Given task:
Your task is to gather the lines below that hold the string "late".

Dataset records:
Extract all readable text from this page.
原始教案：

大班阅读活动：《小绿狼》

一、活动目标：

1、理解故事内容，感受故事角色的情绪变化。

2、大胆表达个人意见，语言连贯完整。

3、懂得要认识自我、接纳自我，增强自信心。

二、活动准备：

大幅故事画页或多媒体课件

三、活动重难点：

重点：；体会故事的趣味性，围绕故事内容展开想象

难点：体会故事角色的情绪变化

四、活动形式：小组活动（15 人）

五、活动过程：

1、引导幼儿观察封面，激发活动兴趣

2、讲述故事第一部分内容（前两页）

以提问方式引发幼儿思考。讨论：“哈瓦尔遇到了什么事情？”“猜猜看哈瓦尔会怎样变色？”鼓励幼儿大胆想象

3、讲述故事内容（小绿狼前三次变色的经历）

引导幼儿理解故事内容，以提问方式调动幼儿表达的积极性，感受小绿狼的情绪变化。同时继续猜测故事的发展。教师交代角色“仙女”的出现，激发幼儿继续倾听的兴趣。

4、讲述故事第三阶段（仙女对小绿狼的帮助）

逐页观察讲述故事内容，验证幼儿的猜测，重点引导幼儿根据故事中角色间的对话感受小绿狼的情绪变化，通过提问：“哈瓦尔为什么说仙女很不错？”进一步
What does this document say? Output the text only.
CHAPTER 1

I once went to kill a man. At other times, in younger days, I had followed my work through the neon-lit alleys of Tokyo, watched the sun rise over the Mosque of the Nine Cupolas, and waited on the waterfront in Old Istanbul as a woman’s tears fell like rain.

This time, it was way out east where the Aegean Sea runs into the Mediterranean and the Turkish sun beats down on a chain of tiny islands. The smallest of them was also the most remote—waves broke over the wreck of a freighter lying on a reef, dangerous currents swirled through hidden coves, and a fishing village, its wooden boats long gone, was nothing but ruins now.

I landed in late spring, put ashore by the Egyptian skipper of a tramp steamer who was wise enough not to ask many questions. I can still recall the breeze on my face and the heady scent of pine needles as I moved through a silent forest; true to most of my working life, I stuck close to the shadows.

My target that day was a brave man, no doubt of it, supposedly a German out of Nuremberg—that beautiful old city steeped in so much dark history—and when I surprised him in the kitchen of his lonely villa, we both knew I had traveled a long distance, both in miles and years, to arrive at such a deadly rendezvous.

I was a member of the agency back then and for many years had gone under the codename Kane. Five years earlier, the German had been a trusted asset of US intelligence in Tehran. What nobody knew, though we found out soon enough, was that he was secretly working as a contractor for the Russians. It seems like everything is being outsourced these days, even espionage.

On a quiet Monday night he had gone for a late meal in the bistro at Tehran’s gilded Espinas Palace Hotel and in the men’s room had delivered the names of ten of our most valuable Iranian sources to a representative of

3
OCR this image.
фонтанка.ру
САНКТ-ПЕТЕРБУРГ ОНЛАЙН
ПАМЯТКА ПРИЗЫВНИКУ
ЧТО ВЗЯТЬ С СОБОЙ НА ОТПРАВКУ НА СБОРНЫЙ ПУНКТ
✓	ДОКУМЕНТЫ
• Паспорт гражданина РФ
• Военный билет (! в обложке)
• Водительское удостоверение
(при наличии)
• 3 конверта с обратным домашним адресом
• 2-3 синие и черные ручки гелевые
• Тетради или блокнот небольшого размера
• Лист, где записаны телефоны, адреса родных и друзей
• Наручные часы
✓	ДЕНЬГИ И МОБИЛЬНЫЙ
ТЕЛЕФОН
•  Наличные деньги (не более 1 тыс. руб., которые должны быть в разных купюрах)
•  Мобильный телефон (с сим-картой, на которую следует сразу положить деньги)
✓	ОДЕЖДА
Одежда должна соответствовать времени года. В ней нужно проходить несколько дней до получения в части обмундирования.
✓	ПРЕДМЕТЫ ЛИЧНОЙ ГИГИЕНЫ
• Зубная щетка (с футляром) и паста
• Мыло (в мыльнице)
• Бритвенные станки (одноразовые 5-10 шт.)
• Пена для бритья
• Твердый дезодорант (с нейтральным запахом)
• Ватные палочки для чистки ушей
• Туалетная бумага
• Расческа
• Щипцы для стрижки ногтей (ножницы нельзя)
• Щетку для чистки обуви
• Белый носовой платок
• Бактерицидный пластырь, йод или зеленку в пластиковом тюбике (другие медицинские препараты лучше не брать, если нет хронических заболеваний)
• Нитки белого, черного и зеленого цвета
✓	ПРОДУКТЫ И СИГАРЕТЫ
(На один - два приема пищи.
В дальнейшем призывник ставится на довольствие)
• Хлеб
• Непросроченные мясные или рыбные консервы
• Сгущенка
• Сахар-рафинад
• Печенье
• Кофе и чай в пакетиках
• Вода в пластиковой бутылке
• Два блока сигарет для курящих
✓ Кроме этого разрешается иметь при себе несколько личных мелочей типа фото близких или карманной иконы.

Result for this task:
I landed in late spring, put ashore by the Egyptian skipper of a tramp steamer who was wise enough not to ask many questions. I can still recall the breeze on my face and the heady scent of pine needles as I moved through a silent forest; true to most of my working life, I stuck close to the shadows.
On a quiet Monday night he had gone for a late meal in the bistro at Tehran’s gilded Espinas Palace Hotel and in the men’s room had delivered the names of ten of our most valuable Iranian sources to a representative of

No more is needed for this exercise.